- YOUR TASK
Scan the lines below; pull out those with "decyzji".
— Begin —
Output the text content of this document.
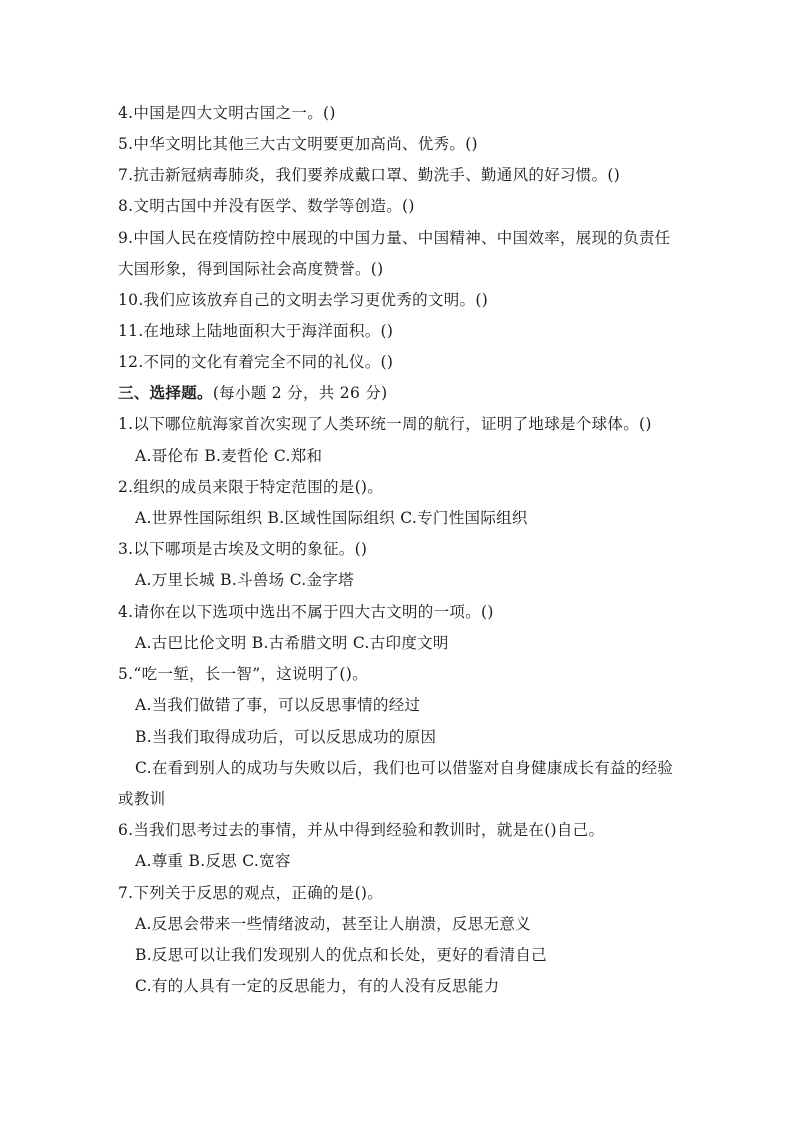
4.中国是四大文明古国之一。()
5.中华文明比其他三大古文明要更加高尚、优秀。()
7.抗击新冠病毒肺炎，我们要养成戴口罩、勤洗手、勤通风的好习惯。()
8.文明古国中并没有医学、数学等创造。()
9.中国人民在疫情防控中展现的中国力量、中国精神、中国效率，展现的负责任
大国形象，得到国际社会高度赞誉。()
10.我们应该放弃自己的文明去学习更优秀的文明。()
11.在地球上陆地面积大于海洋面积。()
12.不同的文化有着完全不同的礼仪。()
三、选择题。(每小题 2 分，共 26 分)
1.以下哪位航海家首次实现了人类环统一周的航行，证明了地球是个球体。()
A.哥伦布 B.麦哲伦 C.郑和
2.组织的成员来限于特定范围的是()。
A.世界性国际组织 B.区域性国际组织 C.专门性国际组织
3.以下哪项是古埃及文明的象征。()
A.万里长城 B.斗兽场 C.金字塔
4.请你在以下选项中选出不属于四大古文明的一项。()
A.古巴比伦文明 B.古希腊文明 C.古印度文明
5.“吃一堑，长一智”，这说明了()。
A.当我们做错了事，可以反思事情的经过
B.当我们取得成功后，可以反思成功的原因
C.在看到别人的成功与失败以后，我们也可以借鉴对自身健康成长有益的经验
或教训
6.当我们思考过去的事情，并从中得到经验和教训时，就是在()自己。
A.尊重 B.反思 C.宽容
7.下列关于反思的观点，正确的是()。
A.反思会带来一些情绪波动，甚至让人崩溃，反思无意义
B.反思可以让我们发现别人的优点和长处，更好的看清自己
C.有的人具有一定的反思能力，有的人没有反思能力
— End —
— Begin —
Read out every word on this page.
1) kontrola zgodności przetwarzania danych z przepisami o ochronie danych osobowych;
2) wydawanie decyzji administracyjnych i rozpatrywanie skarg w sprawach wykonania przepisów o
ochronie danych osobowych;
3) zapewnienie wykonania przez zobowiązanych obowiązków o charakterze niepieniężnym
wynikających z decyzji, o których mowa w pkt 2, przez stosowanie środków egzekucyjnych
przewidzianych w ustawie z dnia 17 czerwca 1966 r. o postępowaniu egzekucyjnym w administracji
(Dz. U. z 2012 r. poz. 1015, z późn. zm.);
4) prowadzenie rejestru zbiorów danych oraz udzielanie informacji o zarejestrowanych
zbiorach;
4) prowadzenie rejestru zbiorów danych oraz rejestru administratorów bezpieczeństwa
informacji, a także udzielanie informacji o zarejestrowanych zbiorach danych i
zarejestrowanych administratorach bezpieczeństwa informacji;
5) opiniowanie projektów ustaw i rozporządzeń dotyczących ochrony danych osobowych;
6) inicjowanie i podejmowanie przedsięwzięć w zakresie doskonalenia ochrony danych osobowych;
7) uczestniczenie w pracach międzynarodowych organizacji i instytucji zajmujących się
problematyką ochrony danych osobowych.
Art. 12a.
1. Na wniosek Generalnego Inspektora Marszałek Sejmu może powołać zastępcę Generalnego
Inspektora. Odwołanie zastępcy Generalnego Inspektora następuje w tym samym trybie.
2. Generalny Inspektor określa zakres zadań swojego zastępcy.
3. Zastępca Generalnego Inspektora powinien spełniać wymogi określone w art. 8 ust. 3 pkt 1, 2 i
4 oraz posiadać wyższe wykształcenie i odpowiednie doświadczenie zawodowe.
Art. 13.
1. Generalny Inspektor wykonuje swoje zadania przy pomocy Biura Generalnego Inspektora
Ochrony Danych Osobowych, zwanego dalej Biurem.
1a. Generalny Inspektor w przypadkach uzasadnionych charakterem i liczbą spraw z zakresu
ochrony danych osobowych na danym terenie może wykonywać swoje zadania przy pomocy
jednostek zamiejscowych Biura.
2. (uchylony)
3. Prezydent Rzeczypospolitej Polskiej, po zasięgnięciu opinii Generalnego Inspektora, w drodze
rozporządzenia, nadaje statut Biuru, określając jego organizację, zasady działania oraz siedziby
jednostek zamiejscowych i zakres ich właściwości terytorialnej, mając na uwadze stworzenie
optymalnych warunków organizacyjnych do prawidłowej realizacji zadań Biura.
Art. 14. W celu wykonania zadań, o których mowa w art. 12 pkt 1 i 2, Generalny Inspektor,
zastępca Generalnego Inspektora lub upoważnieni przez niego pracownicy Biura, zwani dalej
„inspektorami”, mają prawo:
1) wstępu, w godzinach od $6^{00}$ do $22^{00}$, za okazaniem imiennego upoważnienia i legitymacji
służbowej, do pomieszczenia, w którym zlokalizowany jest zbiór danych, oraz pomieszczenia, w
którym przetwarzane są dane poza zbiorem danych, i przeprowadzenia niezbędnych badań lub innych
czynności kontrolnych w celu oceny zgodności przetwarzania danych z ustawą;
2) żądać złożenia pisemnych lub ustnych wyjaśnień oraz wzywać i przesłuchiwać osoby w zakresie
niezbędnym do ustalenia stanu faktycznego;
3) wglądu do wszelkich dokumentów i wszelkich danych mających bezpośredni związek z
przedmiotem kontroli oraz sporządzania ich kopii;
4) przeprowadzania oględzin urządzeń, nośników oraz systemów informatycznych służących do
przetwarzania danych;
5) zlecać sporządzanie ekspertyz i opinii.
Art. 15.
— End —
— Begin —
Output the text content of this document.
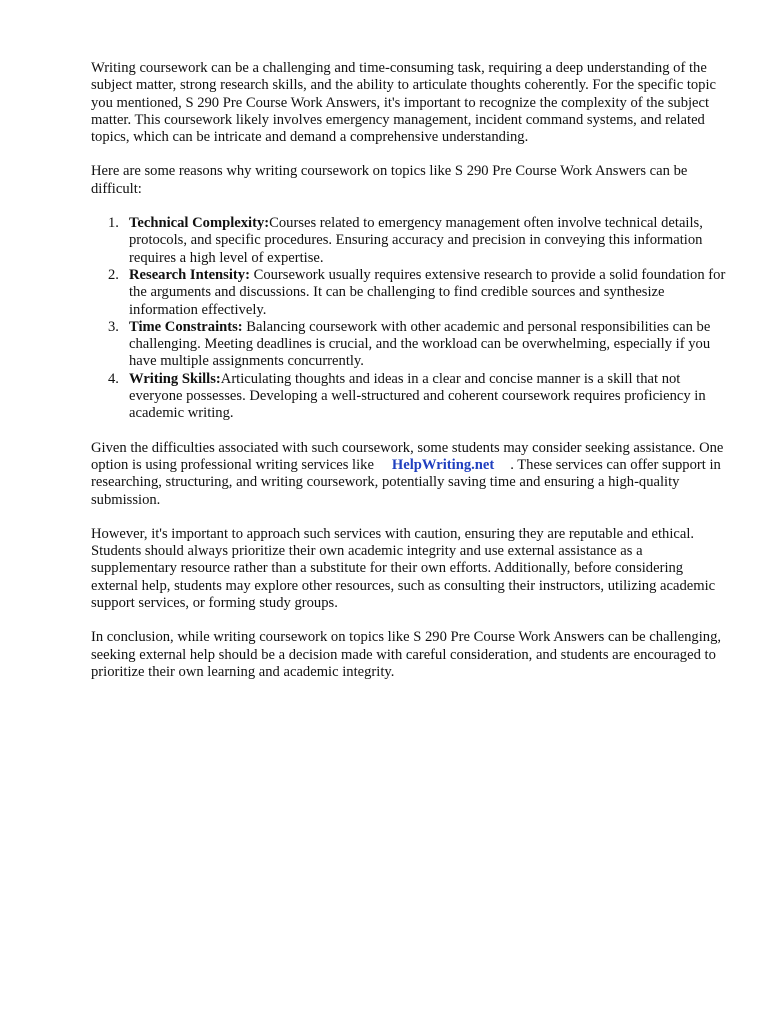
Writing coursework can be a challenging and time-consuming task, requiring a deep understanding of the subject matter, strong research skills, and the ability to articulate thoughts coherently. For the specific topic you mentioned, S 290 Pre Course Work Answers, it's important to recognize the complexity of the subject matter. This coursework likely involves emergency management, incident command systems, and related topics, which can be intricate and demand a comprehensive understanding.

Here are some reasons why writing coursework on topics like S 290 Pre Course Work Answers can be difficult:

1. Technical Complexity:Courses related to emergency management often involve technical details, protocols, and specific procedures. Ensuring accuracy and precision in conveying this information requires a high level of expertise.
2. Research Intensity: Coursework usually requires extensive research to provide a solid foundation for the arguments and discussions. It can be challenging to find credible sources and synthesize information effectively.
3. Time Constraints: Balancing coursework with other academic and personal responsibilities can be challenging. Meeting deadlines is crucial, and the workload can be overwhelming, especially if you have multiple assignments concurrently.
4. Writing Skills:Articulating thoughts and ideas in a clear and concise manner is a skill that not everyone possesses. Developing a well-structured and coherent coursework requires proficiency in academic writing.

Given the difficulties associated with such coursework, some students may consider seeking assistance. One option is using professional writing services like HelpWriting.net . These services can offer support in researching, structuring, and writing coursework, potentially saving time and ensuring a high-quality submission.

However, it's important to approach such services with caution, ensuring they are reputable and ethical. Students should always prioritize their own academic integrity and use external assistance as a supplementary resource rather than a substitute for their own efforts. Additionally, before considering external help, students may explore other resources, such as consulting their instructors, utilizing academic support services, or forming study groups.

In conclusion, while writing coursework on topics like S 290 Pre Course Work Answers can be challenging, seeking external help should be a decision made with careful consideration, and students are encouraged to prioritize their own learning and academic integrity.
— End —
- SOLUTION FOR THIS PROBLEM
2) wydawanie decyzji administracyjnych i rozpatrywanie skarg w sprawach wykonania przepisów o
wynikających z decyzji, o których mowa w pkt 2, przez stosowanie środków egzekucyjnych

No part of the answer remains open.